Restate all the material verbatim, except for the pictures.

[Stored data]
--
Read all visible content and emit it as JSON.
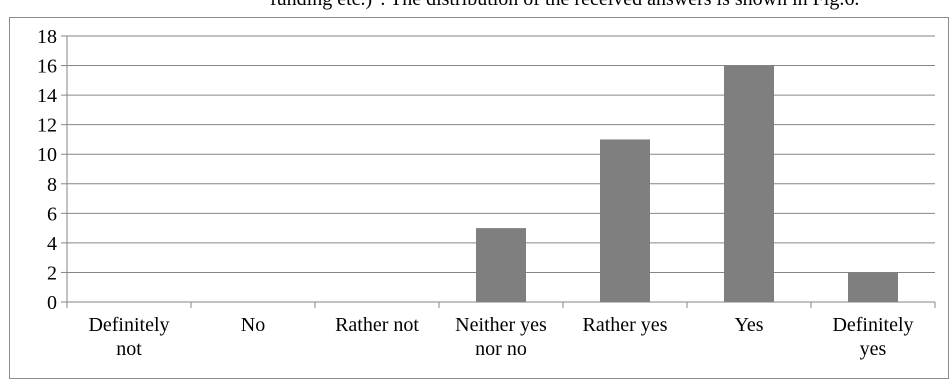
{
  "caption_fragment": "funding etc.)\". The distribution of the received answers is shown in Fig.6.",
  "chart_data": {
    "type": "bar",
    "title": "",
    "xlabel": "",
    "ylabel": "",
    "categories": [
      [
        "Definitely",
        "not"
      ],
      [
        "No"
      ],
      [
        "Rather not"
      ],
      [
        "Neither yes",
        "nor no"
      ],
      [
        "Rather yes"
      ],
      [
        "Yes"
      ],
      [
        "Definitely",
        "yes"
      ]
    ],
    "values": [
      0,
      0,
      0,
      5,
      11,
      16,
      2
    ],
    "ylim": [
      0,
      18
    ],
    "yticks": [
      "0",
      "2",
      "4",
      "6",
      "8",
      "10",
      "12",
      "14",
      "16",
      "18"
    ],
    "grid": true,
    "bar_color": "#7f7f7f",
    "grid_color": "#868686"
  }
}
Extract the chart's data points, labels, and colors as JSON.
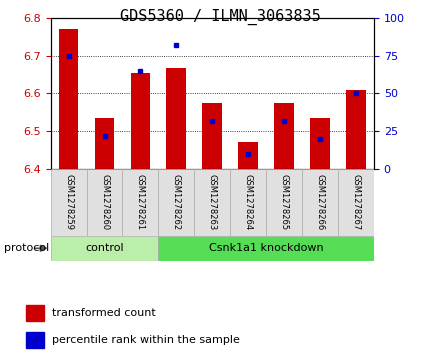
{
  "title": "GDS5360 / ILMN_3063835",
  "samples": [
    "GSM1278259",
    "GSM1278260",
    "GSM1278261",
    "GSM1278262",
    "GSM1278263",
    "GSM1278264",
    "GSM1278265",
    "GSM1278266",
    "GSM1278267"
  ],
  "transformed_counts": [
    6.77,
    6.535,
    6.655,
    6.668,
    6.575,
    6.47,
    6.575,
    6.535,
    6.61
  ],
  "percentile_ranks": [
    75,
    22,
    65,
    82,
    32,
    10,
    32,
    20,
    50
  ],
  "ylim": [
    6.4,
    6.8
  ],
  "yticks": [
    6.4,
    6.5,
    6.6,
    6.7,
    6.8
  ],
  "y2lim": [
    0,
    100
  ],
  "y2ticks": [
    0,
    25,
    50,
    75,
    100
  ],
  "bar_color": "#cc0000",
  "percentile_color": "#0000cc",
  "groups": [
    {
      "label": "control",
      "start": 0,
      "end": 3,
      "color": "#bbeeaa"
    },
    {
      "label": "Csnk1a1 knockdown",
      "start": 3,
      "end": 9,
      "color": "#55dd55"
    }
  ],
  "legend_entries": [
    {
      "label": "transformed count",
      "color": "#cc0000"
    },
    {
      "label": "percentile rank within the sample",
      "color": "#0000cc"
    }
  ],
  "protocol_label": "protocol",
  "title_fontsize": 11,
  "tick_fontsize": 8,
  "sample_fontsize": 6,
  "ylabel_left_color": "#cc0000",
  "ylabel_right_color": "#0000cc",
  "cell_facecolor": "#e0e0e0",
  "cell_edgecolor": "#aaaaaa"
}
--
__Completed exercise__.
Read all visible content and emit it as JSON.
{
  "caption_fragment": "funding etc.)\". The distribution of the received answers is shown in Fig.6.",
  "chart_data": {
    "type": "bar",
    "title": "",
    "xlabel": "",
    "ylabel": "",
    "categories": [
      [
        "Definitely",
        "not"
      ],
      [
        "No"
      ],
      [
        "Rather not"
      ],
      [
        "Neither yes",
        "nor no"
      ],
      [
        "Rather yes"
      ],
      [
        "Yes"
      ],
      [
        "Definitely",
        "yes"
      ]
    ],
    "values": [
      0,
      0,
      0,
      5,
      11,
      16,
      2
    ],
    "ylim": [
      0,
      18
    ],
    "yticks": [
      "0",
      "2",
      "4",
      "6",
      "8",
      "10",
      "12",
      "14",
      "16",
      "18"
    ],
    "grid": true,
    "bar_color": "#7f7f7f",
    "grid_color": "#868686"
  }
}
Extract the chart's data points, labels, and colors as JSON.
{
  "title": "GDS5360 / ILMN_3063835",
  "samples": [
    "GSM1278259",
    "GSM1278260",
    "GSM1278261",
    "GSM1278262",
    "GSM1278263",
    "GSM1278264",
    "GSM1278265",
    "GSM1278266",
    "GSM1278267"
  ],
  "transformed_counts": [
    6.77,
    6.535,
    6.655,
    6.668,
    6.575,
    6.47,
    6.575,
    6.535,
    6.61
  ],
  "percentile_ranks": [
    75,
    22,
    65,
    82,
    32,
    10,
    32,
    20,
    50
  ],
  "ylim": [
    6.4,
    6.8
  ],
  "yticks": [
    6.4,
    6.5,
    6.6,
    6.7,
    6.8
  ],
  "y2lim": [
    0,
    100
  ],
  "y2ticks": [
    0,
    25,
    50,
    75,
    100
  ],
  "bar_color": "#cc0000",
  "percentile_color": "#0000cc",
  "groups": [
    {
      "label": "control",
      "start": 0,
      "end": 3,
      "color": "#bbeeaa"
    },
    {
      "label": "Csnk1a1 knockdown",
      "start": 3,
      "end": 9,
      "color": "#55dd55"
    }
  ],
  "legend_entries": [
    {
      "label": "transformed count",
      "color": "#cc0000"
    },
    {
      "label": "percentile rank within the sample",
      "color": "#0000cc"
    }
  ],
  "protocol_label": "protocol",
  "title_fontsize": 11,
  "tick_fontsize": 8,
  "sample_fontsize": 6,
  "ylabel_left_color": "#cc0000",
  "ylabel_right_color": "#0000cc",
  "cell_facecolor": "#e0e0e0",
  "cell_edgecolor": "#aaaaaa"
}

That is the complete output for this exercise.